Simulating Ultrafast Radical Ion Dynamics: From X-ray Absorption to Photocatalysis

Event time: 
Tuesday, December 17, 2024 - 10:30am to 11:30am
Location: 
Sterling Chemistry Laboratory SCL See map
225 Prospect Street
New Haven, CT 06511
Event description: 

Please join Yale Chemistry for a junior faculty candidate seminar with Diptarka Hait, Stanford Science Fellow at Stanford University.

Abstract: Electronic excitation of chemical systems leads to nonequilibrium configurations on excited state potential energy surfaces. The resulting ultrafast relaxation dynamics controls photophysical and photochemical properties but is challenging to computationally simulate. In this presentation, I will describe some recent theoretical efforts towards studying photorelaxation in radical ions, with relevance for both chemical physics and photocatalysis.

I will first describe the development of an orbital-optimized density functional theory (OO-DFT) approach for accurate and efficient modeling of electronic excitations. OO-DFT can quantitatively predict X-ray absorption spectra of both closed- and open-shell species without empirical adjustments. I will show the practical utility of OO-DFT through a collaborative study on the Jahn-Teller distortion dynamics of the methane cation, probed with attosecond soft X-ray pulses that excite the carbon 1s electrons. Time-resolved spectra from both experiment and theory demonstrate that symmetry breaking requires ~ 10 femtoseconds. Theory furthermore reveals how the shape of the hole orbital affects the X-ray absorption energy.
-------------------------
◆ INSTRUCTIONS
**A)** Print the passage of the seminar announcement from "Simulating Ultrafast Radical" up to and including "at Stanford University.".
**B)** In the seminar announcement, which labels are immediately followed by a colon?
**C)** Finish out the next part of the seminar announcement, picking up after its final sentence.
The records that come next are separate material, unrelated to the seminar announcement.

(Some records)
-------------------------
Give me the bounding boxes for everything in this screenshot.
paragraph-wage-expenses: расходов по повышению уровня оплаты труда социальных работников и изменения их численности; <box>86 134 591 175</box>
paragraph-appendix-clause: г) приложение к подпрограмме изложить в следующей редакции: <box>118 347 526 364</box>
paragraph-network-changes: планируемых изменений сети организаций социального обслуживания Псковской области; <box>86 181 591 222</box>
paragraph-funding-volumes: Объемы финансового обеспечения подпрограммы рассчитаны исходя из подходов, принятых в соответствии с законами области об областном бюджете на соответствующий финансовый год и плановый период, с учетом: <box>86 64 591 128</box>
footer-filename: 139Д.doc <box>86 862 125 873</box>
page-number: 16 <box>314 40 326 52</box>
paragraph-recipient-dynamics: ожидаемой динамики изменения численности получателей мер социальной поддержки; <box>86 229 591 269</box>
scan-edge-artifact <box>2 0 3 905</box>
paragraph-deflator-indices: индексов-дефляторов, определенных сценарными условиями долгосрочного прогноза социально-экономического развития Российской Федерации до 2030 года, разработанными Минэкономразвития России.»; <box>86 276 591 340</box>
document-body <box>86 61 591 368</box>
-------------------------
◆ RESULTS FOR THE EXERCISE
**A)**
Simulating Ultrafast Radical Ion Dynamics: From X-ray Absorption to Photocatalysis

Event time: 
Tuesday, December 17, 2024 - 10:30am to 11:30am
Location: 
Sterling Chemistry Laboratory SCL See map
225 Prospect Street
New Haven, CT 06511
Event description: 

Please join Yale Chemistry for a junior faculty candidate seminar with Diptarka Hait, Stanford Science Fellow at Stanford University.

**B)**
Event time
Location
Event description
Abstract

**C)**
I will next discuss the potential utility of electrochemically accessible organic radical ions for photocatalysis. Excited states of radical anions (cations) have high energy electrons (low energy holes) that can permit strongly reducing (oxidizing) behavior. However, bimolecular redox catalysis in solution is only feasible if excited states of radical ions persist for at least a nanosecond. Using multireference perturbation theory, I show the existence of conical intersections enabling picosecond scale internal conversion from excited states to the ground state, for representative radical ions. Radical ion excited states thus appear unsuitable as bimolecular redox catalysts and alternate catalytic routes ought to be explored.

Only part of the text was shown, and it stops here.